**Objective:**
Copy out each line that mentions the word "price".

**Entries provided:**
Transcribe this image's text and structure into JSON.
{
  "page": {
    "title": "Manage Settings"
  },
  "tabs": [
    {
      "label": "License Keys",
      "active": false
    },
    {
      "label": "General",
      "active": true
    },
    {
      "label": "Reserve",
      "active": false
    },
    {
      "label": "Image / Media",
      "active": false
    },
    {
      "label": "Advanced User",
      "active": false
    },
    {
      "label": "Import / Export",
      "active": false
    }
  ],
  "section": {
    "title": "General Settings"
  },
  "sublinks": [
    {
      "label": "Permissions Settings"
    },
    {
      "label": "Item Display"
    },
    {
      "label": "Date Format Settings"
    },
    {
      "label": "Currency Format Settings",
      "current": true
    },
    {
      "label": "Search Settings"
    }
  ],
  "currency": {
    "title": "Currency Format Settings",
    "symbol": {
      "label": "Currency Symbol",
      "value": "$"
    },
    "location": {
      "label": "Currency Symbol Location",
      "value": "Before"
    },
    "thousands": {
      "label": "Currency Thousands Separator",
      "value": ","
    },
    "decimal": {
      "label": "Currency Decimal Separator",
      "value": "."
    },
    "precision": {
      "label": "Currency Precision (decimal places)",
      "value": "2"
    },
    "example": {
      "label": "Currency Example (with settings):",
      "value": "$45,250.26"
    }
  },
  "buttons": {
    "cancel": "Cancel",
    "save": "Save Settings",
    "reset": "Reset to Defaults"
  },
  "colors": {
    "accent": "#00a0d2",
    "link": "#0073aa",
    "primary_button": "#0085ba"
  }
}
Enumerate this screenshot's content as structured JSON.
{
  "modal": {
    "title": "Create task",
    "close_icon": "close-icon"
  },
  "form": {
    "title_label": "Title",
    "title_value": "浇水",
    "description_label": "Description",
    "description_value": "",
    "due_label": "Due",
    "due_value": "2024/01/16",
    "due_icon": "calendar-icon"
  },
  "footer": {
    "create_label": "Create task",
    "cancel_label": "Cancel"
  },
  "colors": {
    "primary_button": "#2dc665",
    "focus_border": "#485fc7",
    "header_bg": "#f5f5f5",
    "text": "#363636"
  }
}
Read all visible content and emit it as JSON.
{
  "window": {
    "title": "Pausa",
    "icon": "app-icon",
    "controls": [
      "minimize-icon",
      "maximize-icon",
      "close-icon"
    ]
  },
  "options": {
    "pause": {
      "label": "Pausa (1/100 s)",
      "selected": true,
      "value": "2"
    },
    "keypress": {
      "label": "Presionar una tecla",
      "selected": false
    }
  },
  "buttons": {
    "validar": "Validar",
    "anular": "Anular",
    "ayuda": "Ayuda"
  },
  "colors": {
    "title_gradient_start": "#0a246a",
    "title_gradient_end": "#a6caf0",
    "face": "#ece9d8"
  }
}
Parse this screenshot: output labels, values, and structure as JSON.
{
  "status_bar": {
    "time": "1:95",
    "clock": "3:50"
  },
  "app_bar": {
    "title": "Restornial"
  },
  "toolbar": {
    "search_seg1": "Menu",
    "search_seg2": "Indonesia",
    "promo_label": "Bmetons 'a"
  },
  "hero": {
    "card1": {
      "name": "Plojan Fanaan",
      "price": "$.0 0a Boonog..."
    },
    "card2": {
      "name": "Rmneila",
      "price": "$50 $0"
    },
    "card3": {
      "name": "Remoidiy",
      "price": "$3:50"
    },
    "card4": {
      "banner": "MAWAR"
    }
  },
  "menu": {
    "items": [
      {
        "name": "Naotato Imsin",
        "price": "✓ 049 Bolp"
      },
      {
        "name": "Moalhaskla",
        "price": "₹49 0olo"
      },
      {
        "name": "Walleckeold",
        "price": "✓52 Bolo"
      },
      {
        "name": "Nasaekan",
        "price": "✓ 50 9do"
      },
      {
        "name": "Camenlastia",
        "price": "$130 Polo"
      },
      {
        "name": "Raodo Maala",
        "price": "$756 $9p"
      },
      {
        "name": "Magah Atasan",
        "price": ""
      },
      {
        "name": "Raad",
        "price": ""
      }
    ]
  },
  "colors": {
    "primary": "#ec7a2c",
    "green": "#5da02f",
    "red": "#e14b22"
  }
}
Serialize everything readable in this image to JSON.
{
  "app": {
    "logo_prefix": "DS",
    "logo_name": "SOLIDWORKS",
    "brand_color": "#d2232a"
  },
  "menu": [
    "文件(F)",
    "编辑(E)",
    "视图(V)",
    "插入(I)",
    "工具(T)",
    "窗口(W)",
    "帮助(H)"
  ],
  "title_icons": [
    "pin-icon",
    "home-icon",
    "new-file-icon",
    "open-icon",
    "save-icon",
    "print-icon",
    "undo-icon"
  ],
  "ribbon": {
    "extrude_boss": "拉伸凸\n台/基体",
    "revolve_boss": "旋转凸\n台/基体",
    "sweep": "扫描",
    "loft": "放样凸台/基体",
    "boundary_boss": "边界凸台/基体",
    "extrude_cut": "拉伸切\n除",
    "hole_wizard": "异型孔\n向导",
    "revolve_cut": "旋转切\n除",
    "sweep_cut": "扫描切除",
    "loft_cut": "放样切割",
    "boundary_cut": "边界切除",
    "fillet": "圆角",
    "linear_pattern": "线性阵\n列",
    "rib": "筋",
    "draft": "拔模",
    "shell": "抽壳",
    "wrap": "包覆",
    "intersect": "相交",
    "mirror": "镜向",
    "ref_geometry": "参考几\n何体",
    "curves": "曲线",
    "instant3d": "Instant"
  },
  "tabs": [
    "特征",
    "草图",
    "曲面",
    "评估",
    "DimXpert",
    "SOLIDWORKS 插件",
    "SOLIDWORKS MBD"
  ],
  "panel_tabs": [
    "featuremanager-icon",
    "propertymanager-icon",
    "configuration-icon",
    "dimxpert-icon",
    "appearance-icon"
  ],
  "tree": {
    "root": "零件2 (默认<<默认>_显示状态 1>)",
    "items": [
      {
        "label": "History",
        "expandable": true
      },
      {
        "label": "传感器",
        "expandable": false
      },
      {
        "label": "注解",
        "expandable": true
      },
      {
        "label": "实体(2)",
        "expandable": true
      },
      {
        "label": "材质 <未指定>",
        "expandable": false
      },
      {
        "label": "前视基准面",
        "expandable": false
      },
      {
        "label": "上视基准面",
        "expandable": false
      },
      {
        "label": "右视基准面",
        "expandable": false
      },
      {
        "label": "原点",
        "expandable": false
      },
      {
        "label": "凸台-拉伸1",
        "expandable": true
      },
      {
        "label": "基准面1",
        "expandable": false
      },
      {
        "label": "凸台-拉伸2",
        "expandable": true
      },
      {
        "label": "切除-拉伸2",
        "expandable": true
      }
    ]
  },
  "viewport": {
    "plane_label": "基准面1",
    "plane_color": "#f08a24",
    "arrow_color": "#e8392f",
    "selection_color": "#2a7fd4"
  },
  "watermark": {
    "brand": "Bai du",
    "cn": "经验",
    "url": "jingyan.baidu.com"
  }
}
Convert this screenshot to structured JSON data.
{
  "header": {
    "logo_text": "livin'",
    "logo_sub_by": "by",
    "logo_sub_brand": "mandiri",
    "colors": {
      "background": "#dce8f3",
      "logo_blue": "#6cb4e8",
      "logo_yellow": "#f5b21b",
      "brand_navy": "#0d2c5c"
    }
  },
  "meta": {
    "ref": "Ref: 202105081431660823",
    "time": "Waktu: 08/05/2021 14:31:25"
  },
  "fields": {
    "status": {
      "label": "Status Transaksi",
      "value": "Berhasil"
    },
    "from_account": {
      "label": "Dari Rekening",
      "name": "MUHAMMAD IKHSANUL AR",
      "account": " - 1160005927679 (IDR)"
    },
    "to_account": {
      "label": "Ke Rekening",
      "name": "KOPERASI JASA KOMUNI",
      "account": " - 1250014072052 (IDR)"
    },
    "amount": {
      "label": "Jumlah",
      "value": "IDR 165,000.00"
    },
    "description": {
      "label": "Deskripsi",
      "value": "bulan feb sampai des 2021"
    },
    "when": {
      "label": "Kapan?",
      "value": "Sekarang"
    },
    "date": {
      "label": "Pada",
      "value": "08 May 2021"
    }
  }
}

**Reply:**
      "price": "$.0 0a Boonog..."
      "price": "$50 $0"
      "price": "$3:50"
        "price": "✓ 049 Bolp"
        "price": "₹49 0olo"
        "price": "✓52 Bolo"
        "price": "✓ 50 9do"
        "price": "$130 Polo"
        "price": "$756 $9p"
        "price": ""
        "price": ""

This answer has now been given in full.